-- START --
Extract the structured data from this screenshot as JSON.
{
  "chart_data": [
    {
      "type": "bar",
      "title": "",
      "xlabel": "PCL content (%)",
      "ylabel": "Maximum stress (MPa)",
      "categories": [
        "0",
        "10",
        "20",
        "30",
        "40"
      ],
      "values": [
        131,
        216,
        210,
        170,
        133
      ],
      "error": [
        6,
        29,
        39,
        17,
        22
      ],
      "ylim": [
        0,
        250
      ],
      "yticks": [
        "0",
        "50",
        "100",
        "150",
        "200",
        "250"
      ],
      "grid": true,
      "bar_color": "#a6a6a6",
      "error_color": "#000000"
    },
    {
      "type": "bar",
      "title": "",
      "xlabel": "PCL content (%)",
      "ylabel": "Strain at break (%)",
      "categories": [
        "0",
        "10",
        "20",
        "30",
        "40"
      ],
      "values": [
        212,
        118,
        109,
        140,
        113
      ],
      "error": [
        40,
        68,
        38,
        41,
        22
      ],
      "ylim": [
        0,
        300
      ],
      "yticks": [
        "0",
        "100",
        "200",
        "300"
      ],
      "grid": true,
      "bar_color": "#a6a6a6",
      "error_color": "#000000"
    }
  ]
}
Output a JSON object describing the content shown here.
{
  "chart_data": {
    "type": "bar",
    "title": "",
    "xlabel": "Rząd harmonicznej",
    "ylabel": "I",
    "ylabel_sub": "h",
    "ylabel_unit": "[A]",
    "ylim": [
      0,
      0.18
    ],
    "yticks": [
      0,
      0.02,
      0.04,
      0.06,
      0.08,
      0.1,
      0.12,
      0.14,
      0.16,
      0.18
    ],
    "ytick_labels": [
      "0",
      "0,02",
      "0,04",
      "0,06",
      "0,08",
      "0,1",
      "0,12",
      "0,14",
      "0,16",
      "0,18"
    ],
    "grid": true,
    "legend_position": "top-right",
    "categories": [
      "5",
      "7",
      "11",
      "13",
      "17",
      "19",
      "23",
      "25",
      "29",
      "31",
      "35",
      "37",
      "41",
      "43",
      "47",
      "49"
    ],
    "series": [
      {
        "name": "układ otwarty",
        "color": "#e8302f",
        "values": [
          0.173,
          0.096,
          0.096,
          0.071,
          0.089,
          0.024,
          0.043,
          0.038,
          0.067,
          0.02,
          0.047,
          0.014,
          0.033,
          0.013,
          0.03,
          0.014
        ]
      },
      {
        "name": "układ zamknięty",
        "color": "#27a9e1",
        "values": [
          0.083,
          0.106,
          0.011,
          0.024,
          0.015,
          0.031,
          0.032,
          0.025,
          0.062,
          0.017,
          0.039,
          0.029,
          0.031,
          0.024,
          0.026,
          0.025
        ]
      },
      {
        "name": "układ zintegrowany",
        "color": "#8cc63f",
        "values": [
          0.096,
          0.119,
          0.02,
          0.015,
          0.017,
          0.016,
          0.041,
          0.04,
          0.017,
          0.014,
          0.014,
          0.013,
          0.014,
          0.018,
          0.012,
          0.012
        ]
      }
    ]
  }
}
-- END --
▸ **Directive**:
Reproduce, exactly and with nothing added, the lines from the one that includes "Output a JSON" through the last line of the material.

▸ **Solution to this problem**:
Output a JSON object describing the content shown here.
{
  "chart_data": {
    "type": "bar",
    "title": "",
    "xlabel": "Rząd harmonicznej",
    "ylabel": "I",
    "ylabel_sub": "h",
    "ylabel_unit": "[A]",
    "ylim": [
      0,
      0.18
    ],
    "yticks": [
      0,
      0.02,
      0.04,
      0.06,
      0.08,
      0.1,
      0.12,
      0.14,
      0.16,
      0.18
    ],
    "ytick_labels": [
      "0",
      "0,02",
      "0,04",
      "0,06",
      "0,08",
      "0,1",
      "0,12",
      "0,14",
      "0,16",
      "0,18"
    ],
    "grid": true,
    "legend_position": "top-right",
    "categories": [
      "5",
      "7",
      "11",
      "13",
      "17",
      "19",
      "23",
      "25",
      "29",
      "31",
      "35",
      "37",
      "41",
      "43",
      "47",
      "49"
    ],
    "series": [
      {
        "name": "układ otwarty",
        "color": "#e8302f",
        "values": [
          0.173,
          0.096,
          0.096,
          0.071,
          0.089,
          0.024,
          0.043,
          0.038,
          0.067,
          0.02,
          0.047,
          0.014,
          0.033,
          0.013,
          0.03,
          0.014
        ]
      },
      {
        "name": "układ zamknięty",
        "color": "#27a9e1",
        "values": [
          0.083,
          0.106,
          0.011,
          0.024,
          0.015,
          0.031,
          0.032,
          0.025,
          0.062,
          0.017,
          0.039,
          0.029,
          0.031,
          0.024,
          0.026,
          0.025
        ]
      },
      {
        "name": "układ zintegrowany",
        "color": "#8cc63f",
        "values": [
          0.096,
          0.119,
          0.02,
          0.015,
          0.017,
          0.016,
          0.041,
          0.04,
          0.017,
          0.014,
          0.014,
          0.013,
          0.014,
          0.018,
          0.012,
          0.012
        ]
      }
    ]
  }
}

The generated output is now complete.